Figure contents as structured data

========================================

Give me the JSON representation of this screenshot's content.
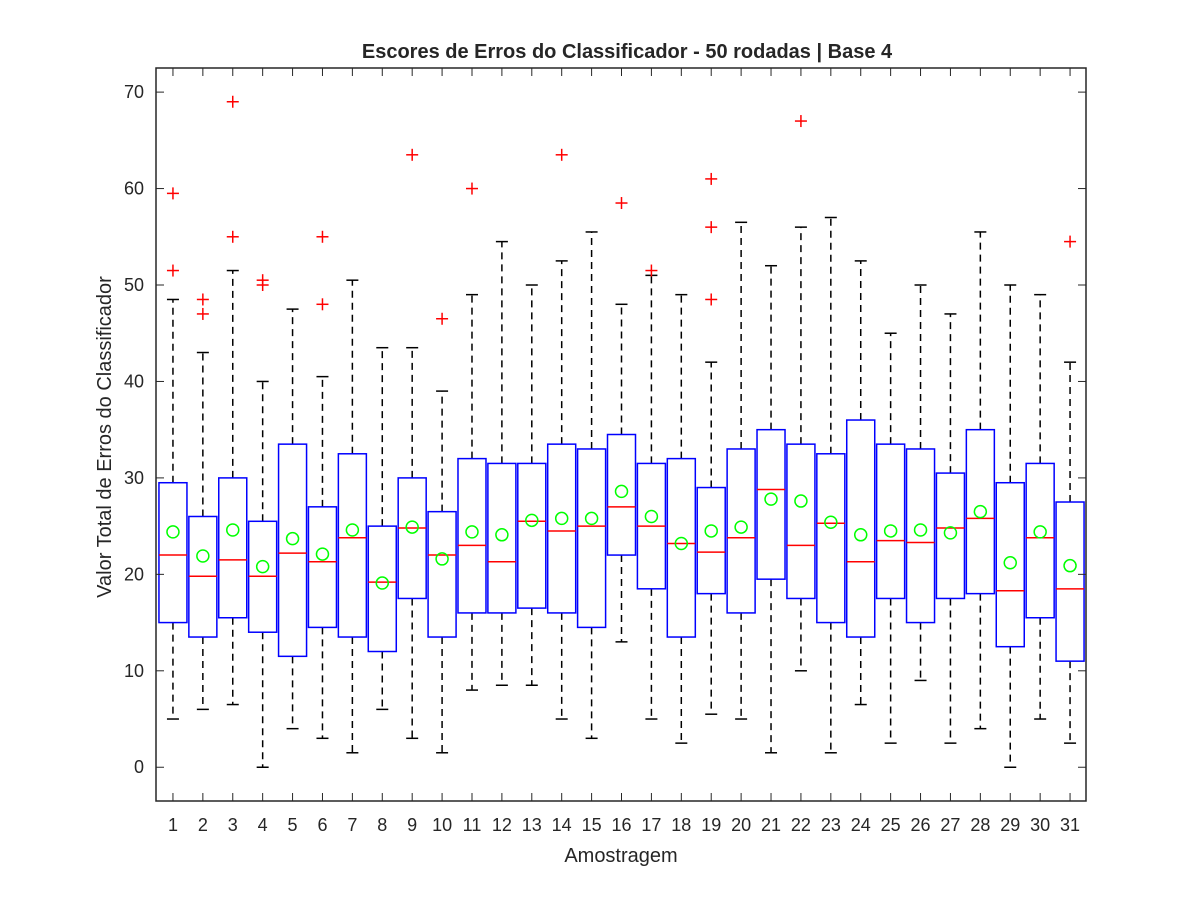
{
  "chart_data": {
    "type": "boxplot",
    "title": "Escores de Erros do Classificador - 50 rodadas | Base 4",
    "xlabel": "Amostragem",
    "ylabel": "Valor Total de Erros do Classificador",
    "ylim": [
      -3.5,
      72.5
    ],
    "yticks": [
      0,
      10,
      20,
      30,
      40,
      50,
      60,
      70
    ],
    "grid": false,
    "colors": {
      "box": "#0000ff",
      "median": "#ff0000",
      "outlier": "#ff0000",
      "mean_marker": "#00ff00",
      "whisker": "#000000",
      "axes": "#262626"
    },
    "categories": [
      "1",
      "2",
      "3",
      "4",
      "5",
      "6",
      "7",
      "8",
      "9",
      "10",
      "11",
      "12",
      "13",
      "14",
      "15",
      "16",
      "17",
      "18",
      "19",
      "20",
      "21",
      "22",
      "23",
      "24",
      "25",
      "26",
      "27",
      "28",
      "29",
      "30",
      "31"
    ],
    "boxes": [
      {
        "lower_whisker": 5,
        "q1": 15,
        "median": 22,
        "q3": 29.5,
        "upper_whisker": 48.5,
        "mean": 24.4,
        "outliers": [
          51.5,
          59.5
        ]
      },
      {
        "lower_whisker": 6,
        "q1": 13.5,
        "median": 19.8,
        "q3": 26,
        "upper_whisker": 43,
        "mean": 21.9,
        "outliers": [
          47,
          48.5
        ]
      },
      {
        "lower_whisker": 6.5,
        "q1": 15.5,
        "median": 21.5,
        "q3": 30,
        "upper_whisker": 51.5,
        "mean": 24.6,
        "outliers": [
          55,
          69
        ]
      },
      {
        "lower_whisker": 0,
        "q1": 14,
        "median": 19.8,
        "q3": 25.5,
        "upper_whisker": 40,
        "mean": 20.8,
        "outliers": [
          50,
          50.5
        ]
      },
      {
        "lower_whisker": 4,
        "q1": 11.5,
        "median": 22.2,
        "q3": 33.5,
        "upper_whisker": 47.5,
        "mean": 23.7,
        "outliers": []
      },
      {
        "lower_whisker": 3,
        "q1": 14.5,
        "median": 21.3,
        "q3": 27,
        "upper_whisker": 40.5,
        "mean": 22.1,
        "outliers": [
          48,
          55
        ]
      },
      {
        "lower_whisker": 1.5,
        "q1": 13.5,
        "median": 23.8,
        "q3": 32.5,
        "upper_whisker": 50.5,
        "mean": 24.6,
        "outliers": []
      },
      {
        "lower_whisker": 6,
        "q1": 12,
        "median": 19.2,
        "q3": 25,
        "upper_whisker": 43.5,
        "mean": 19.1,
        "outliers": []
      },
      {
        "lower_whisker": 3,
        "q1": 17.5,
        "median": 24.8,
        "q3": 30,
        "upper_whisker": 43.5,
        "mean": 24.9,
        "outliers": [
          63.5
        ]
      },
      {
        "lower_whisker": 1.5,
        "q1": 13.5,
        "median": 22,
        "q3": 26.5,
        "upper_whisker": 39,
        "mean": 21.6,
        "outliers": [
          46.5
        ]
      },
      {
        "lower_whisker": 8,
        "q1": 16,
        "median": 23,
        "q3": 32,
        "upper_whisker": 49,
        "mean": 24.4,
        "outliers": [
          60
        ]
      },
      {
        "lower_whisker": 8.5,
        "q1": 16,
        "median": 21.3,
        "q3": 31.5,
        "upper_whisker": 54.5,
        "mean": 24.1,
        "outliers": []
      },
      {
        "lower_whisker": 8.5,
        "q1": 16.5,
        "median": 25.5,
        "q3": 31.5,
        "upper_whisker": 50,
        "mean": 25.6,
        "outliers": []
      },
      {
        "lower_whisker": 5,
        "q1": 16,
        "median": 24.5,
        "q3": 33.5,
        "upper_whisker": 52.5,
        "mean": 25.8,
        "outliers": [
          63.5
        ]
      },
      {
        "lower_whisker": 3,
        "q1": 14.5,
        "median": 25,
        "q3": 33,
        "upper_whisker": 55.5,
        "mean": 25.8,
        "outliers": []
      },
      {
        "lower_whisker": 13,
        "q1": 22,
        "median": 27,
        "q3": 34.5,
        "upper_whisker": 48,
        "mean": 28.6,
        "outliers": [
          58.5
        ]
      },
      {
        "lower_whisker": 5,
        "q1": 18.5,
        "median": 25,
        "q3": 31.5,
        "upper_whisker": 51,
        "mean": 26,
        "outliers": [
          51.5
        ]
      },
      {
        "lower_whisker": 2.5,
        "q1": 13.5,
        "median": 23.2,
        "q3": 32,
        "upper_whisker": 49,
        "mean": 23.2,
        "outliers": []
      },
      {
        "lower_whisker": 5.5,
        "q1": 18,
        "median": 22.3,
        "q3": 29,
        "upper_whisker": 42,
        "mean": 24.5,
        "outliers": [
          48.5,
          56,
          61
        ]
      },
      {
        "lower_whisker": 5,
        "q1": 16,
        "median": 23.8,
        "q3": 33,
        "upper_whisker": 56.5,
        "mean": 24.9,
        "outliers": []
      },
      {
        "lower_whisker": 1.5,
        "q1": 19.5,
        "median": 28.8,
        "q3": 35,
        "upper_whisker": 52,
        "mean": 27.8,
        "outliers": []
      },
      {
        "lower_whisker": 10,
        "q1": 17.5,
        "median": 23,
        "q3": 33.5,
        "upper_whisker": 56,
        "mean": 27.6,
        "outliers": [
          67
        ]
      },
      {
        "lower_whisker": 1.5,
        "q1": 15,
        "median": 25.3,
        "q3": 32.5,
        "upper_whisker": 57,
        "mean": 25.4,
        "outliers": []
      },
      {
        "lower_whisker": 6.5,
        "q1": 13.5,
        "median": 21.3,
        "q3": 36,
        "upper_whisker": 52.5,
        "mean": 24.1,
        "outliers": []
      },
      {
        "lower_whisker": 2.5,
        "q1": 17.5,
        "median": 23.5,
        "q3": 33.5,
        "upper_whisker": 45,
        "mean": 24.5,
        "outliers": []
      },
      {
        "lower_whisker": 9,
        "q1": 15,
        "median": 23.3,
        "q3": 33,
        "upper_whisker": 50,
        "mean": 24.6,
        "outliers": []
      },
      {
        "lower_whisker": 2.5,
        "q1": 17.5,
        "median": 24.8,
        "q3": 30.5,
        "upper_whisker": 47,
        "mean": 24.3,
        "outliers": []
      },
      {
        "lower_whisker": 4,
        "q1": 18,
        "median": 25.8,
        "q3": 35,
        "upper_whisker": 55.5,
        "mean": 26.5,
        "outliers": []
      },
      {
        "lower_whisker": 0,
        "q1": 12.5,
        "median": 18.3,
        "q3": 29.5,
        "upper_whisker": 50,
        "mean": 21.2,
        "outliers": []
      },
      {
        "lower_whisker": 5,
        "q1": 15.5,
        "median": 23.8,
        "q3": 31.5,
        "upper_whisker": 49,
        "mean": 24.4,
        "outliers": []
      },
      {
        "lower_whisker": 2.5,
        "q1": 11,
        "median": 18.5,
        "q3": 27.5,
        "upper_whisker": 42,
        "mean": 20.9,
        "outliers": [
          54.5
        ]
      }
    ]
  }
}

========================================

Check every line for "Erros" and show the ones that have it.

__Final answer__.
    "title": "Escores de Erros do Classificador - 50 rodadas | Base 4",
    "ylabel": "Valor Total de Erros do Classificador",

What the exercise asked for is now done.